— start SUPPLIED RECORDS —
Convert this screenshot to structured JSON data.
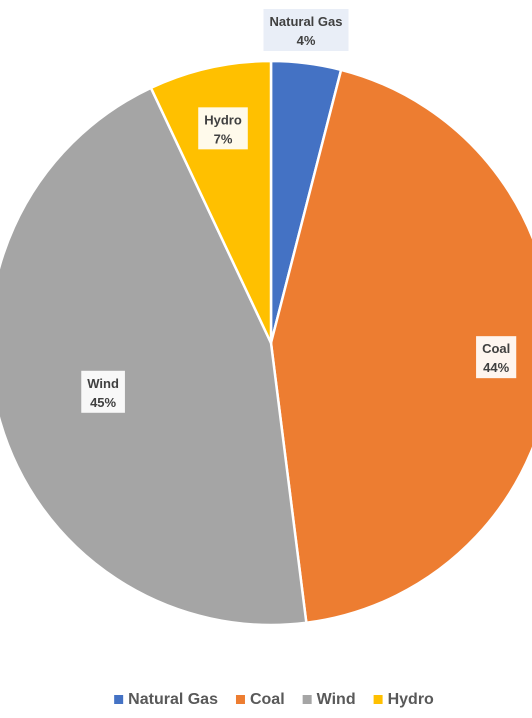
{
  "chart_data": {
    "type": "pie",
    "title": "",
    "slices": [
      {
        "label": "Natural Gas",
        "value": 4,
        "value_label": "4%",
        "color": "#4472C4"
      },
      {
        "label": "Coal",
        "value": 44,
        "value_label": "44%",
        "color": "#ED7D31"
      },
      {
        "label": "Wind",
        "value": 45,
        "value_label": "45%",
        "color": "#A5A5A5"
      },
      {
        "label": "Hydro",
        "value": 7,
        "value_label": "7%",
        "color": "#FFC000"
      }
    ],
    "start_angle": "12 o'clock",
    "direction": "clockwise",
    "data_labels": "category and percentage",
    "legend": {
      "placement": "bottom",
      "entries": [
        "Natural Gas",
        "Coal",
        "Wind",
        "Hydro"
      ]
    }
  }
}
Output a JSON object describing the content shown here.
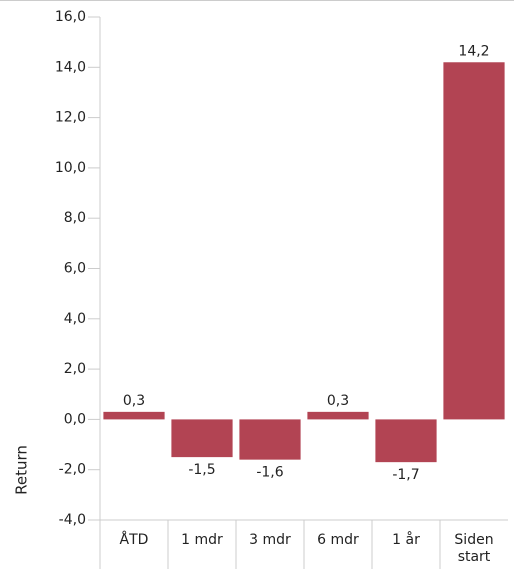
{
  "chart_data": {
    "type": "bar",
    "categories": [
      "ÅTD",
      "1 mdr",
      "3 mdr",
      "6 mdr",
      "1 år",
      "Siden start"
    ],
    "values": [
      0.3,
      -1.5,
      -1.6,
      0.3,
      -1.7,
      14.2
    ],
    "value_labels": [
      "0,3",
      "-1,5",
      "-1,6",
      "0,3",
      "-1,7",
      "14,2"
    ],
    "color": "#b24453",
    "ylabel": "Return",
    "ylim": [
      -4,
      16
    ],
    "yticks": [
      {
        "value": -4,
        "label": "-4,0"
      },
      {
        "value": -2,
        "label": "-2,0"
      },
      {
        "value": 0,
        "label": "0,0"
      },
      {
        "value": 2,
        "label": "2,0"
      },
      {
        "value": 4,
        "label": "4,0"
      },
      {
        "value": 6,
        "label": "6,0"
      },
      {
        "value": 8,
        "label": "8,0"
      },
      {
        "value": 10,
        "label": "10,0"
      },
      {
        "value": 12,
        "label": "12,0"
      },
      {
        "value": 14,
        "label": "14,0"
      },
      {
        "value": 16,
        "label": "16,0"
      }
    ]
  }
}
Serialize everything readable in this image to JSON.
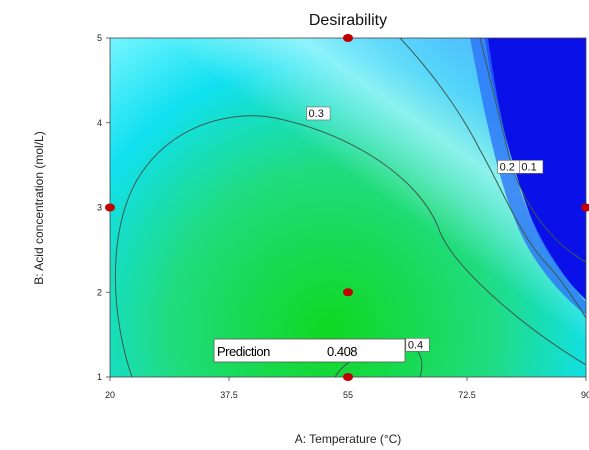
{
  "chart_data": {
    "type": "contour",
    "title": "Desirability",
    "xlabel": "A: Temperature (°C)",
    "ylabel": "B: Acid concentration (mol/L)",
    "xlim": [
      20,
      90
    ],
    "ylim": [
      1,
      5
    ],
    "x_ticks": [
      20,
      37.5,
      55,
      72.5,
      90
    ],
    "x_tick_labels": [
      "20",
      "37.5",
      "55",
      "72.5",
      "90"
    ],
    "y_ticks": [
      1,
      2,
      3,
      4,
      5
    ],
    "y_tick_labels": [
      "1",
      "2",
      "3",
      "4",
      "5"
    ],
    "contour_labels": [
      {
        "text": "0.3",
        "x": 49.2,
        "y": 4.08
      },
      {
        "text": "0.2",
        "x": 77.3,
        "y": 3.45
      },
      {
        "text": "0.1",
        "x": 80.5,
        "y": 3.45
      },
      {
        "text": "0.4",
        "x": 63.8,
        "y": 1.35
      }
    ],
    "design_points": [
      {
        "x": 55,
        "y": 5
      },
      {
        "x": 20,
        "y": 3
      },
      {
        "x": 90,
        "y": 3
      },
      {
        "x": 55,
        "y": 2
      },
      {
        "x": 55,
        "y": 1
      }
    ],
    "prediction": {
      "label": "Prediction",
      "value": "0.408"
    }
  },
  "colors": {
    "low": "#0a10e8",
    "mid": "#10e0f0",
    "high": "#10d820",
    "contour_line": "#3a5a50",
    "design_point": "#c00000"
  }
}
— end SUPPLIED RECORDS —
**TASK DESCRIPTION:**
Every record must be copied exactly, with the pictures left out.

**ANSWER TO THIS TASK:**
Convert this screenshot to structured JSON data.
{
  "chart_data": {
    "type": "pie",
    "title": "",
    "slices": [
      {
        "label": "Natural Gas",
        "value": 4,
        "value_label": "4%",
        "color": "#4472C4"
      },
      {
        "label": "Coal",
        "value": 44,
        "value_label": "44%",
        "color": "#ED7D31"
      },
      {
        "label": "Wind",
        "value": 45,
        "value_label": "45%",
        "color": "#A5A5A5"
      },
      {
        "label": "Hydro",
        "value": 7,
        "value_label": "7%",
        "color": "#FFC000"
      }
    ],
    "start_angle": "12 o'clock",
    "direction": "clockwise",
    "data_labels": "category and percentage",
    "legend": {
      "placement": "bottom",
      "entries": [
        "Natural Gas",
        "Coal",
        "Wind",
        "Hydro"
      ]
    }
  }
}
Output a JSON object describing the content shown here.
{
  "chart_data": {
    "type": "bar",
    "categories": [
      "ÅTD",
      "1 mdr",
      "3 mdr",
      "6 mdr",
      "1 år",
      "Siden start"
    ],
    "values": [
      0.3,
      -1.5,
      -1.6,
      0.3,
      -1.7,
      14.2
    ],
    "value_labels": [
      "0,3",
      "-1,5",
      "-1,6",
      "0,3",
      "-1,7",
      "14,2"
    ],
    "color": "#b24453",
    "ylabel": "Return",
    "ylim": [
      -4,
      16
    ],
    "yticks": [
      {
        "value": -4,
        "label": "-4,0"
      },
      {
        "value": -2,
        "label": "-2,0"
      },
      {
        "value": 0,
        "label": "0,0"
      },
      {
        "value": 2,
        "label": "2,0"
      },
      {
        "value": 4,
        "label": "4,0"
      },
      {
        "value": 6,
        "label": "6,0"
      },
      {
        "value": 8,
        "label": "8,0"
      },
      {
        "value": 10,
        "label": "10,0"
      },
      {
        "value": 12,
        "label": "12,0"
      },
      {
        "value": 14,
        "label": "14,0"
      },
      {
        "value": 16,
        "label": "16,0"
      }
    ]
  }
}
Serialize everything readable in this image to JSON.
{
  "chart_data": {
    "type": "contour",
    "title": "Desirability",
    "xlabel": "A: Temperature (°C)",
    "ylabel": "B: Acid concentration (mol/L)",
    "xlim": [
      20,
      90
    ],
    "ylim": [
      1,
      5
    ],
    "x_ticks": [
      20,
      37.5,
      55,
      72.5,
      90
    ],
    "x_tick_labels": [
      "20",
      "37.5",
      "55",
      "72.5",
      "90"
    ],
    "y_ticks": [
      1,
      2,
      3,
      4,
      5
    ],
    "y_tick_labels": [
      "1",
      "2",
      "3",
      "4",
      "5"
    ],
    "contour_labels": [
      {
        "text": "0.3",
        "x": 49.2,
        "y": 4.08
      },
      {
        "text": "0.2",
        "x": 77.3,
        "y": 3.45
      },
      {
        "text": "0.1",
        "x": 80.5,
        "y": 3.45
      },
      {
        "text": "0.4",
        "x": 63.8,
        "y": 1.35
      }
    ],
    "design_points": [
      {
        "x": 55,
        "y": 5
      },
      {
        "x": 20,
        "y": 3
      },
      {
        "x": 90,
        "y": 3
      },
      {
        "x": 55,
        "y": 2
      },
      {
        "x": 55,
        "y": 1
      }
    ],
    "prediction": {
      "label": "Prediction",
      "value": "0.408"
    }
  },
  "colors": {
    "low": "#0a10e8",
    "mid": "#10e0f0",
    "high": "#10d820",
    "contour_line": "#3a5a50",
    "design_point": "#c00000"
  }
}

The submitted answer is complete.